> [Problem to work on]: Return all lines below containing the word "根据所学可知".

> [Dataset records]:
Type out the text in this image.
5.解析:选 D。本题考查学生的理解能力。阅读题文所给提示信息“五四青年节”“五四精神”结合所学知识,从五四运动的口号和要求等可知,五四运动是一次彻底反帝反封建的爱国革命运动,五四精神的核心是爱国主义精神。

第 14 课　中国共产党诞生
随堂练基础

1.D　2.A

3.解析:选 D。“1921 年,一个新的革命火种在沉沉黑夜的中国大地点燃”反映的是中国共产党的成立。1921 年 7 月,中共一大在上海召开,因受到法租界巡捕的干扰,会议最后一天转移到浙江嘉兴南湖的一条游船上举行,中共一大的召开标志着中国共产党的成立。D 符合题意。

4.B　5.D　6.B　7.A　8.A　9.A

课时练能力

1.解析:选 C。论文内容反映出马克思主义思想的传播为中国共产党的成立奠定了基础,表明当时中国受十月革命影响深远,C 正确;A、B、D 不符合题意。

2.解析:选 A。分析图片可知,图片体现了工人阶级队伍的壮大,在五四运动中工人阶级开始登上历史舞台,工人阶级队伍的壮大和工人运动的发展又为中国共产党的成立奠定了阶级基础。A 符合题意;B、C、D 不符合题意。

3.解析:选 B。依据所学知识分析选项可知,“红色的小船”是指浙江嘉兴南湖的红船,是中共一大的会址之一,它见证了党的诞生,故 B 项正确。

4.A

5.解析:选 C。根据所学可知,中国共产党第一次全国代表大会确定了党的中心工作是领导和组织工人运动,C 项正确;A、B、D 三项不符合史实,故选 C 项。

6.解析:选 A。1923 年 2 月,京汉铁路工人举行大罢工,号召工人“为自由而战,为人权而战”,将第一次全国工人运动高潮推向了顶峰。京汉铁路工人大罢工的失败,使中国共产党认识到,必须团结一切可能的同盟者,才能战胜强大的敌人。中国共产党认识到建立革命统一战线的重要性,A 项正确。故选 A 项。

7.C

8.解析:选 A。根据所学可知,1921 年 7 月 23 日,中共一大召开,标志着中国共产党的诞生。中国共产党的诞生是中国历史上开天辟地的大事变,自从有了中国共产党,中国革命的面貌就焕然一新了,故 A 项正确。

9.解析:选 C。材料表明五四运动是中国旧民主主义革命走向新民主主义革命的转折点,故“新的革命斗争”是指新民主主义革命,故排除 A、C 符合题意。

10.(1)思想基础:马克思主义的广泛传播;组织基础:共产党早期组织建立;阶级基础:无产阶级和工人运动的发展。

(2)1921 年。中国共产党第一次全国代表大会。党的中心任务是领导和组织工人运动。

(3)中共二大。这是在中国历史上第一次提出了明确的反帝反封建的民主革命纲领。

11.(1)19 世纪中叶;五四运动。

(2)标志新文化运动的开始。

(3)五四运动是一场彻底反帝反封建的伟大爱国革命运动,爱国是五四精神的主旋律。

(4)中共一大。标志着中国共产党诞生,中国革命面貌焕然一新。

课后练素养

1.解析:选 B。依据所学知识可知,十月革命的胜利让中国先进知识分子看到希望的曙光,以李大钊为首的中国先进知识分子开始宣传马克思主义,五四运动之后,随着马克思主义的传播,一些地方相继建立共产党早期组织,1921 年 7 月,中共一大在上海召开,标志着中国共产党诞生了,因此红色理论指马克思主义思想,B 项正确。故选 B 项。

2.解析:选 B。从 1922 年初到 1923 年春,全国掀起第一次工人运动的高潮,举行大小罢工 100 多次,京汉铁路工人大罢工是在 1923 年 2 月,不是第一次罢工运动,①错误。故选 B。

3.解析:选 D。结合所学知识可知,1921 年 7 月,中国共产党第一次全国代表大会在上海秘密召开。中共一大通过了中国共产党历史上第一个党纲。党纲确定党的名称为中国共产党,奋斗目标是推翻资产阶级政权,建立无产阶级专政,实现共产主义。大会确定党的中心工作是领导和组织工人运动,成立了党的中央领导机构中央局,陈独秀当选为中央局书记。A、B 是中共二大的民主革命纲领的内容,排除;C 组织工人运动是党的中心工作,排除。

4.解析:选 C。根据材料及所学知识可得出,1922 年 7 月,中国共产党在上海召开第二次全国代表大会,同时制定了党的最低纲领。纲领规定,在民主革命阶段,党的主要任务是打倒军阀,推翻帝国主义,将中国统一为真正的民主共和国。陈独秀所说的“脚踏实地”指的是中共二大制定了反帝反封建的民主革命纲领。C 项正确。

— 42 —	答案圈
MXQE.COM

> [Solution to the exercise]:
5.解析:选 C。根据所学可知,中国共产党第一次全国代表大会确定了党的中心工作是领导和组织工人运动,C 项正确;A、B、D 三项不符合史实,故选 C 项。
8.解析:选 A。根据所学可知,1921 年 7 月 23 日,中共一大召开,标志着中国共产党的诞生。中国共产党的诞生是中国历史上开天辟地的大事变,自从有了中国共产党,中国革命的面貌就焕然一新了,故 A 项正确。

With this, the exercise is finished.